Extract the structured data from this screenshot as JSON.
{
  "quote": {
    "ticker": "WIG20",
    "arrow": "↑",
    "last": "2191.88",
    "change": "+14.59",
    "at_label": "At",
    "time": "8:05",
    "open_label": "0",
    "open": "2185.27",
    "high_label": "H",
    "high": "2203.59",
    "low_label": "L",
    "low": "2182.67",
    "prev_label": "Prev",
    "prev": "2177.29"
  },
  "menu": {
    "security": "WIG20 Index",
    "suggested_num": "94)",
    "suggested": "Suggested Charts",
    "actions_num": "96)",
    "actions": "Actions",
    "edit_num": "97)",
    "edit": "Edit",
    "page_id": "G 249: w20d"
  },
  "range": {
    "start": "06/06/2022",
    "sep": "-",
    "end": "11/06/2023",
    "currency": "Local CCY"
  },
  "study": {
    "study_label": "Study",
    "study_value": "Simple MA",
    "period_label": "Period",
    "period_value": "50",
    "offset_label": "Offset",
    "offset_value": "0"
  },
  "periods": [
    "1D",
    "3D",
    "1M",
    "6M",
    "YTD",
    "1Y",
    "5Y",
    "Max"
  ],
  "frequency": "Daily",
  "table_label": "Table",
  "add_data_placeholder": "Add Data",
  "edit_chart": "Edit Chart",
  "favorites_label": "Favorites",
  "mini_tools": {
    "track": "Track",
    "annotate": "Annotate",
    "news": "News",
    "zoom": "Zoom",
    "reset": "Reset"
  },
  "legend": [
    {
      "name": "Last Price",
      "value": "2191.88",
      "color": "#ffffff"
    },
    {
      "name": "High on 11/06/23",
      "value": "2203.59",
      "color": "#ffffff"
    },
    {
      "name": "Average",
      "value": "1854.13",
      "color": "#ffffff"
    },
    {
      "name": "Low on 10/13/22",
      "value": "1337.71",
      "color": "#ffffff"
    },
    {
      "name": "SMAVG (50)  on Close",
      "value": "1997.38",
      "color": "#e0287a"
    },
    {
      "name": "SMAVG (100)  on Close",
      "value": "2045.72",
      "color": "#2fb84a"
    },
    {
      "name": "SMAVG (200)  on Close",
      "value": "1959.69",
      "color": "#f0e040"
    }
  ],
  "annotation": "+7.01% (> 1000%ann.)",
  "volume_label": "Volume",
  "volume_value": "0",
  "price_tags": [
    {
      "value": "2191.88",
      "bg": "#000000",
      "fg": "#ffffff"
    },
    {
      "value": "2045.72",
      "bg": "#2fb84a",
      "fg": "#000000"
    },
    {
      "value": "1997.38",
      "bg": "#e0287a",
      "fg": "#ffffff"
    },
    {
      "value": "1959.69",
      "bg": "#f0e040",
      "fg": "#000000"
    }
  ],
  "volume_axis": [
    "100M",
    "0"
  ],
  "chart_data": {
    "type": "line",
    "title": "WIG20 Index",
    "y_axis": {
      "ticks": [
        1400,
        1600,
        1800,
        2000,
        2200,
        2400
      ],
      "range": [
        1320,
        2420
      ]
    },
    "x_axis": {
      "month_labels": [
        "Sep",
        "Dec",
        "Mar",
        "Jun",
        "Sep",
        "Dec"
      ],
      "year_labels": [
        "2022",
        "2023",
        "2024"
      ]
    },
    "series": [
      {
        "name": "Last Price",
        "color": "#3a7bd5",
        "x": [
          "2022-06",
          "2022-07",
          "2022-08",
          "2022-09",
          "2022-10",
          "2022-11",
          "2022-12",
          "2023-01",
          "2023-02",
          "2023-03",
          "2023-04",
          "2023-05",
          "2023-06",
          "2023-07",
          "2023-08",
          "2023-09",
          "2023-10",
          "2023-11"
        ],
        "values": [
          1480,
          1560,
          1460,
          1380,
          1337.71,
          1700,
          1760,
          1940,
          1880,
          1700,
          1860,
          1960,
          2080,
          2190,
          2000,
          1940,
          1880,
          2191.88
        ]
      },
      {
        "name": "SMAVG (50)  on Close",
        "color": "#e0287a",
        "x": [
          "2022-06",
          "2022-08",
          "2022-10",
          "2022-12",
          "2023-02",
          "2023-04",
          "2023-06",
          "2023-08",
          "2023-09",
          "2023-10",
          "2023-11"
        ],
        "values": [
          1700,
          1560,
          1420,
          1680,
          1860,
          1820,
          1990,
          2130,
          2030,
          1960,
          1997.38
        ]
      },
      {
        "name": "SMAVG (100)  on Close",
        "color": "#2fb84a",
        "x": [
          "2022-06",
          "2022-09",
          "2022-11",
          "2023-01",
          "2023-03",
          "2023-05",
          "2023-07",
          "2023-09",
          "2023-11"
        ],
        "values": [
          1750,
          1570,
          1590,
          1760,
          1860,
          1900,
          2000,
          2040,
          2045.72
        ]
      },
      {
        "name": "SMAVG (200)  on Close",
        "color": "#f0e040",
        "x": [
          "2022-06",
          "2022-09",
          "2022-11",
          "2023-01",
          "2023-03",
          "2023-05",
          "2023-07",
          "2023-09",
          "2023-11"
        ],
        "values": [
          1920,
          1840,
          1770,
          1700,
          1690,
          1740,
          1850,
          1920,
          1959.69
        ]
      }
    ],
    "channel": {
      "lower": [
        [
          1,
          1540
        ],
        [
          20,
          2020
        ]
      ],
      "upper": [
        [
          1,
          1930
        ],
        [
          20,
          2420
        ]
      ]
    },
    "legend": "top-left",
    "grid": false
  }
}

**PROBLEM DETAILS**
Look through the entries above and list every line containing "name".

**EXERCISE RESULT**
      "name": "Last Price",
      "name": "High on 11/06/23",
      "name": "Average",
      "name": "Low on 10/13/22",
      "name": "SMAVG (50)  on Close",
      "name": "SMAVG (100)  on Close",
      "name": "SMAVG (200)  on Close",
        "name": "Last Price",
        "name": "SMAVG (50)  on Close",
        "name": "SMAVG (100)  on Close",
        "name": "SMAVG (200)  on Close",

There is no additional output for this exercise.